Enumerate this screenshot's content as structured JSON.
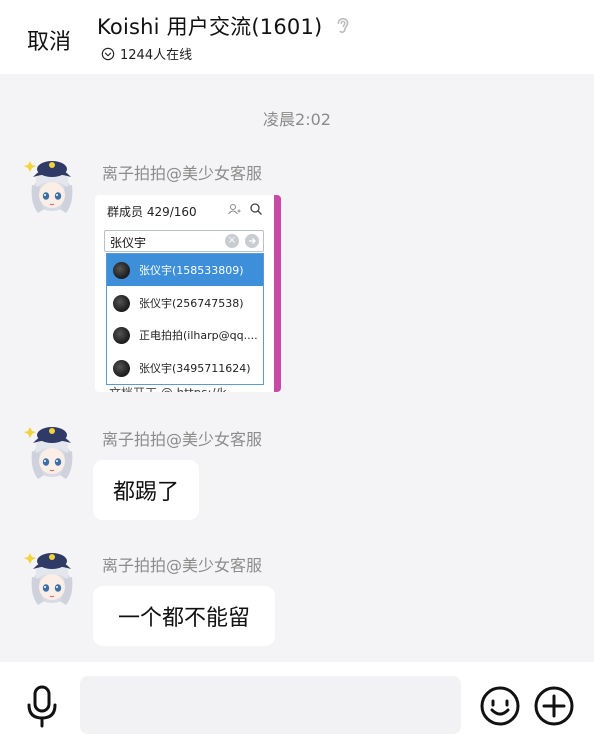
{
  "header": {
    "cancel_label": "取消",
    "title": "Koishi 用户交流(1601)",
    "online_text": "1244人在线"
  },
  "chat": {
    "timestamp": "凌晨2:02",
    "messages": [
      {
        "sender": "离子拍拍@美少女客服",
        "type": "image",
        "image": {
          "header_text": "群成员 429/160",
          "search_text": "张仪宇",
          "results": [
            "张仪宇(158533809)",
            "张仪宇(256747538)",
            "正电拍拍(ilharp@qq....",
            "张仪宇(3495711624)"
          ],
          "bottom_text": "文档开工 @ https://k"
        }
      },
      {
        "sender": "离子拍拍@美少女客服",
        "type": "text",
        "text": "都踢了"
      },
      {
        "sender": "离子拍拍@美少女客服",
        "type": "text",
        "text": "一个都不能留"
      }
    ]
  },
  "input": {
    "value": "",
    "placeholder": ""
  },
  "icons": {
    "ear": "ear-icon",
    "online": "chevron-down-circle-icon",
    "mic": "microphone-icon",
    "emoji": "smiley-icon",
    "plus": "plus-circle-icon"
  }
}
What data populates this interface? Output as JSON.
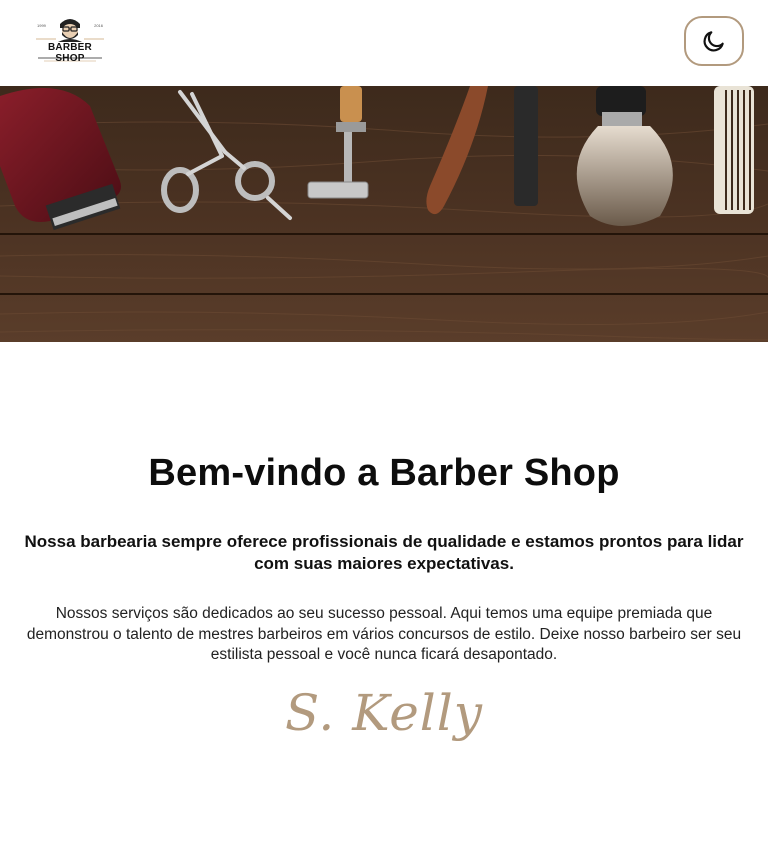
{
  "header": {
    "logo": {
      "text": "BARBER SHOP",
      "year_left": "1999",
      "year_right": "2016",
      "icon": "barber-face-icon"
    },
    "theme_toggle": {
      "icon": "moon-icon",
      "accent_color": "#b29a7e"
    }
  },
  "hero": {
    "image": "barber-tools-on-wood"
  },
  "main": {
    "title": "Bem-vindo a Barber Shop",
    "subtitle": "Nossa barbearia sempre oferece profissionais de qualidade e estamos prontos para lidar com suas maiores expectativas.",
    "body": "Nossos serviços são dedicados ao seu sucesso pessoal. Aqui temos uma equipe premiada que demonstrou o talento de mestres barbeiros em vários concursos de estilo. Deixe nosso barbeiro ser seu estilista pessoal e você nunca ficará desapontado.",
    "signature": "S. Kelly"
  },
  "colors": {
    "accent": "#b29a7e",
    "wood_dark": "#3a2618",
    "wood_light": "#6b4a33"
  }
}
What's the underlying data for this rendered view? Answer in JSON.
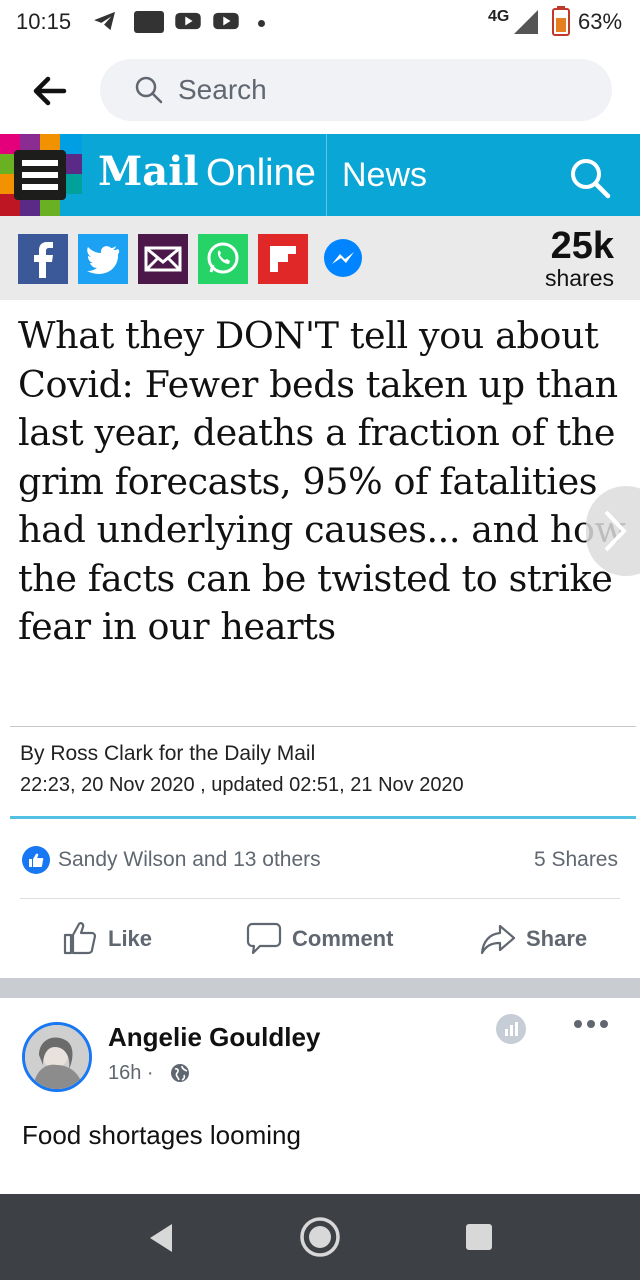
{
  "status_bar": {
    "time": "10:15",
    "network": "4G",
    "battery": "63%"
  },
  "search": {
    "placeholder": "Search"
  },
  "site": {
    "brand_mail": "Mail",
    "brand_online": "Online",
    "section": "News"
  },
  "share": {
    "count": "25k",
    "label": "shares"
  },
  "article": {
    "headline": "What they DON'T tell you about Covid: Fewer beds taken up than last year, deaths a fraction of the grim forecasts, 95% of fatalities had underlying causes... and how the facts can be twisted to strike fear in our hearts",
    "byline": "By Ross Clark for the Daily Mail",
    "date": "22:23, 20 Nov 2020 , updated 02:51, 21 Nov 2020"
  },
  "reactions": {
    "reactors": "Sandy Wilson and 13 others",
    "shares": "5 Shares"
  },
  "actions": {
    "like": "Like",
    "comment": "Comment",
    "share": "Share"
  },
  "post": {
    "author": "Angelie Gouldley",
    "time": "16h ·",
    "text": "Food shortages looming"
  },
  "colors": {
    "mail_blue": "#0aa6d6",
    "facebook_blue": "#1877f2",
    "nav_bg": "#3d4145"
  }
}
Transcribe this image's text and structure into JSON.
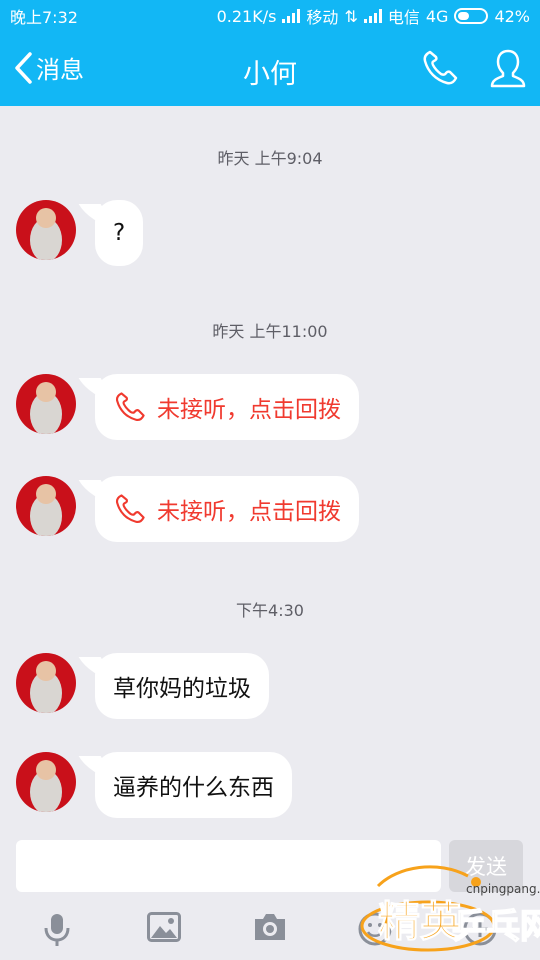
{
  "status_bar": {
    "time": "晚上7:32",
    "speed": "0.21K/s",
    "carrier1": "移动",
    "carrier2": "电信",
    "network": "4G",
    "battery": "42%",
    "battery_level": 0.42
  },
  "header": {
    "back_label": "消息",
    "title": "小何",
    "accent_color": "#12b7f5"
  },
  "messages": [
    {
      "type": "timestamp",
      "text": "昨天 上午9:04"
    },
    {
      "type": "text",
      "text": "?"
    },
    {
      "type": "timestamp",
      "text": "昨天 上午11:00"
    },
    {
      "type": "missed_call",
      "text": "未接听，点击回拨",
      "color": "#f03a2f"
    },
    {
      "type": "missed_call",
      "text": "未接听，点击回拨",
      "color": "#f03a2f"
    },
    {
      "type": "timestamp",
      "text": "下午4:30"
    },
    {
      "type": "text",
      "text": "草你妈的垃圾"
    },
    {
      "type": "text",
      "text": "逼养的什么东西"
    }
  ],
  "input": {
    "placeholder": "",
    "send_label": "发送"
  },
  "toolbar": {
    "icons": [
      "microphone-icon",
      "image-icon",
      "camera-icon",
      "emoji-icon",
      "more-icon"
    ]
  },
  "watermark": {
    "url": "cnpingpang.com",
    "text1": "精英",
    "text2": "乒乓网"
  }
}
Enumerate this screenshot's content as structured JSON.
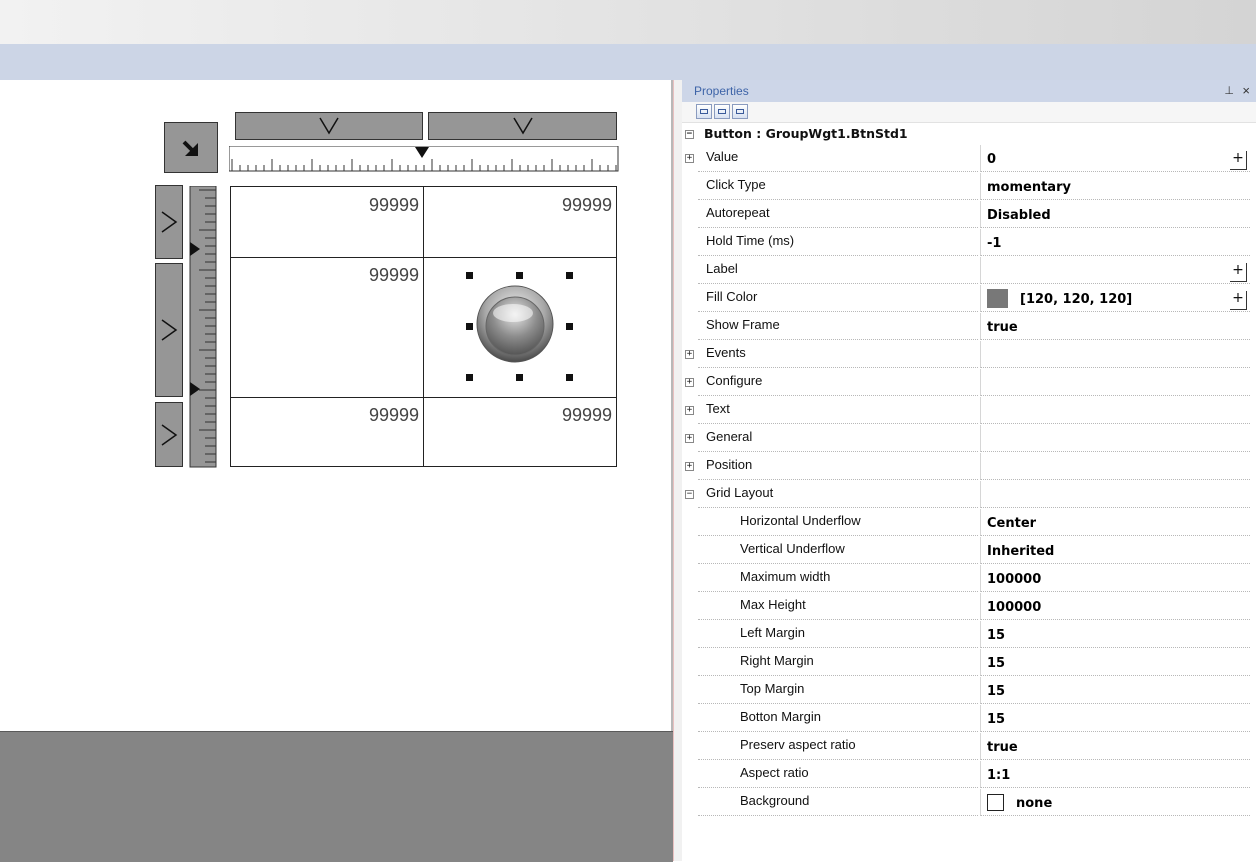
{
  "canvas": {
    "cell_values": [
      "99999",
      "99999",
      "99999",
      "99999",
      "99999"
    ]
  },
  "properties": {
    "title": "Properties",
    "pin_icon": "⊥",
    "close_icon": "×",
    "toolbar_icons": [
      "categorized-icon",
      "alphabetical-icon",
      "property-pages-icon"
    ],
    "header": "Button : GroupWgt1.BtnStd1",
    "rows": [
      {
        "label": "Value",
        "value": "0",
        "expandable": true,
        "plus": true
      },
      {
        "label": "Click Type",
        "value": "momentary"
      },
      {
        "label": "Autorepeat",
        "value": "Disabled"
      },
      {
        "label": "Hold Time (ms)",
        "value": "-1"
      },
      {
        "label": "Label",
        "value": "",
        "plus": true
      },
      {
        "label": "Fill Color",
        "value": "[120, 120, 120]",
        "plus": true,
        "swatch": "#787878"
      },
      {
        "label": "Show Frame",
        "value": "true"
      },
      {
        "label": "Events",
        "value": "",
        "expandable": true
      },
      {
        "label": "Configure",
        "value": "",
        "expandable": true
      },
      {
        "label": "Text",
        "value": "",
        "expandable": true
      },
      {
        "label": "General",
        "value": "",
        "expandable": true
      },
      {
        "label": "Position",
        "value": "",
        "expandable": true
      },
      {
        "label": "Grid Layout",
        "value": "",
        "collapsible": true
      },
      {
        "label": "Horizontal Underflow",
        "value": "Center",
        "sub": true
      },
      {
        "label": "Vertical Underflow",
        "value": "Inherited",
        "sub": true
      },
      {
        "label": "Maximum width",
        "value": "100000",
        "sub": true
      },
      {
        "label": "Max Height",
        "value": "100000",
        "sub": true
      },
      {
        "label": "Left Margin",
        "value": "15",
        "sub": true
      },
      {
        "label": "Right Margin",
        "value": "15",
        "sub": true
      },
      {
        "label": "Top Margin",
        "value": "15",
        "sub": true
      },
      {
        "label": "Botton Margin",
        "value": "15",
        "sub": true
      },
      {
        "label": "Preserv aspect ratio",
        "value": "true",
        "sub": true
      },
      {
        "label": "Aspect ratio",
        "value": "1:1",
        "sub": true
      },
      {
        "label": "Background",
        "value": "none",
        "sub": true,
        "empty_swatch": true
      }
    ]
  },
  "colors": {
    "fill_color": "#787878",
    "panel_title_bg": "#cdd6e8",
    "panel_title_text": "#3e64a8"
  }
}
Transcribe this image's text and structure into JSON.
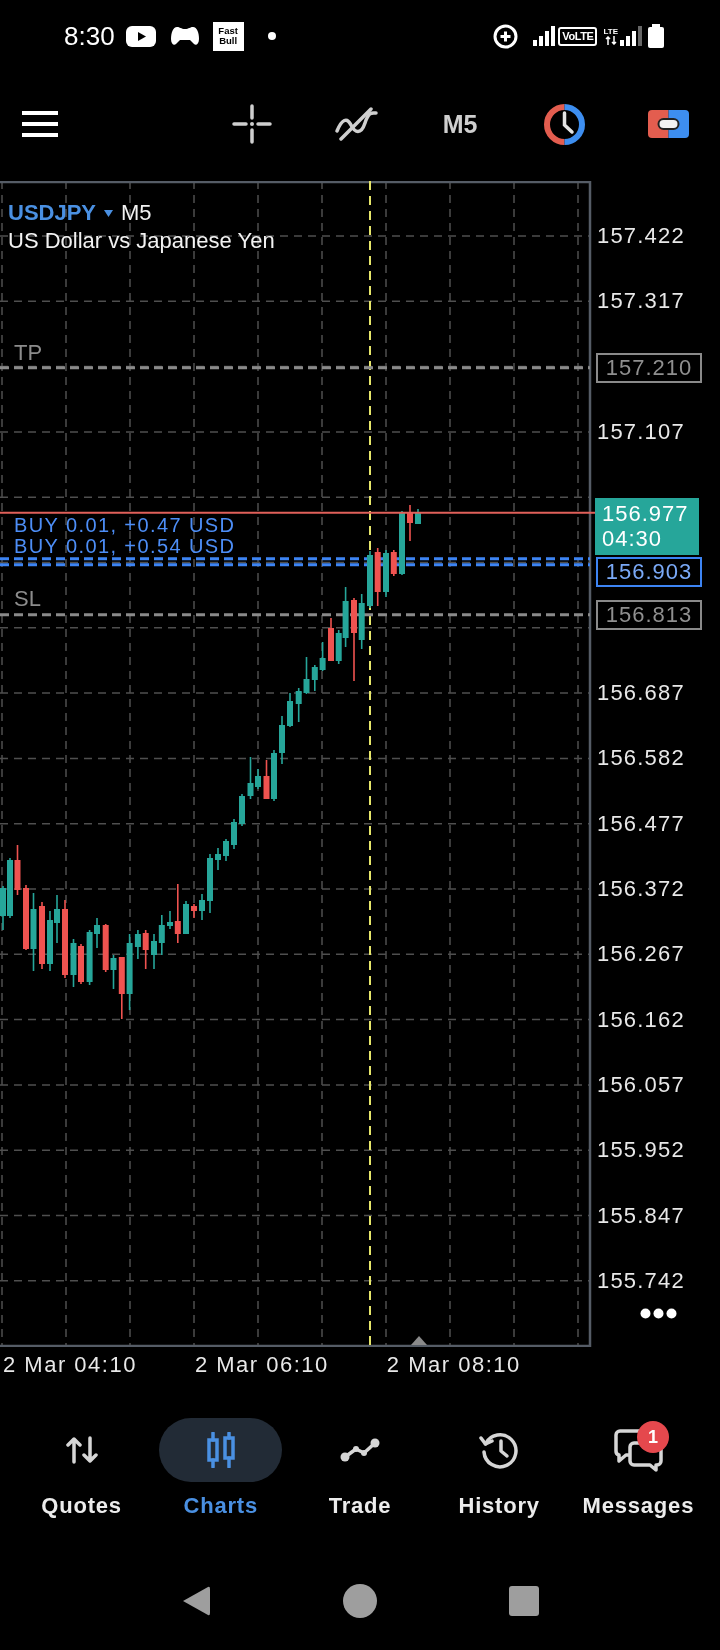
{
  "status_bar": {
    "time": "8:30",
    "app_logo_text": "Fast Bull",
    "network_badge": "VoLTE",
    "data_type": "LTE"
  },
  "toolbar": {
    "timeframe": "M5"
  },
  "chart": {
    "symbol": "USDJPY",
    "timeframe": "M5",
    "description": "US Dollar vs Japanese Yen",
    "price_axis": [
      "157.422",
      "157.317",
      "157.107",
      "156.687",
      "156.582",
      "156.477",
      "156.372",
      "156.267",
      "156.162",
      "156.057",
      "155.952",
      "155.847",
      "155.742"
    ],
    "take_profit": {
      "label": "TP",
      "price": "157.210"
    },
    "stop_loss": {
      "label": "SL",
      "price": "156.813"
    },
    "positions": [
      {
        "label": "BUY 0.01, +0.47 USD"
      },
      {
        "label": "BUY 0.01, +0.54 USD"
      }
    ],
    "position_price": "156.903",
    "current_price": {
      "price": "156.977",
      "countdown": "04:30"
    },
    "time_axis": [
      "2 Mar 04:10",
      "2 Mar 06:10",
      "2 Mar 08:10"
    ]
  },
  "bottom_nav": [
    {
      "label": "Quotes",
      "selected": false
    },
    {
      "label": "Charts",
      "selected": true
    },
    {
      "label": "Trade",
      "selected": false
    },
    {
      "label": "History",
      "selected": false
    },
    {
      "label": "Messages",
      "selected": false,
      "badge": "1"
    }
  ]
}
----
From the entries, copy out each line containing the word "underlying".

What's the underlying data for this rendered view? Answer in JSON.
    "headline": "What they DON'T tell you about Covid: Fewer beds taken up than last year, deaths a fraction of the grim forecasts, 95% of fatalities had underlying causes... and how the facts can be twisted to strike fear in our hearts",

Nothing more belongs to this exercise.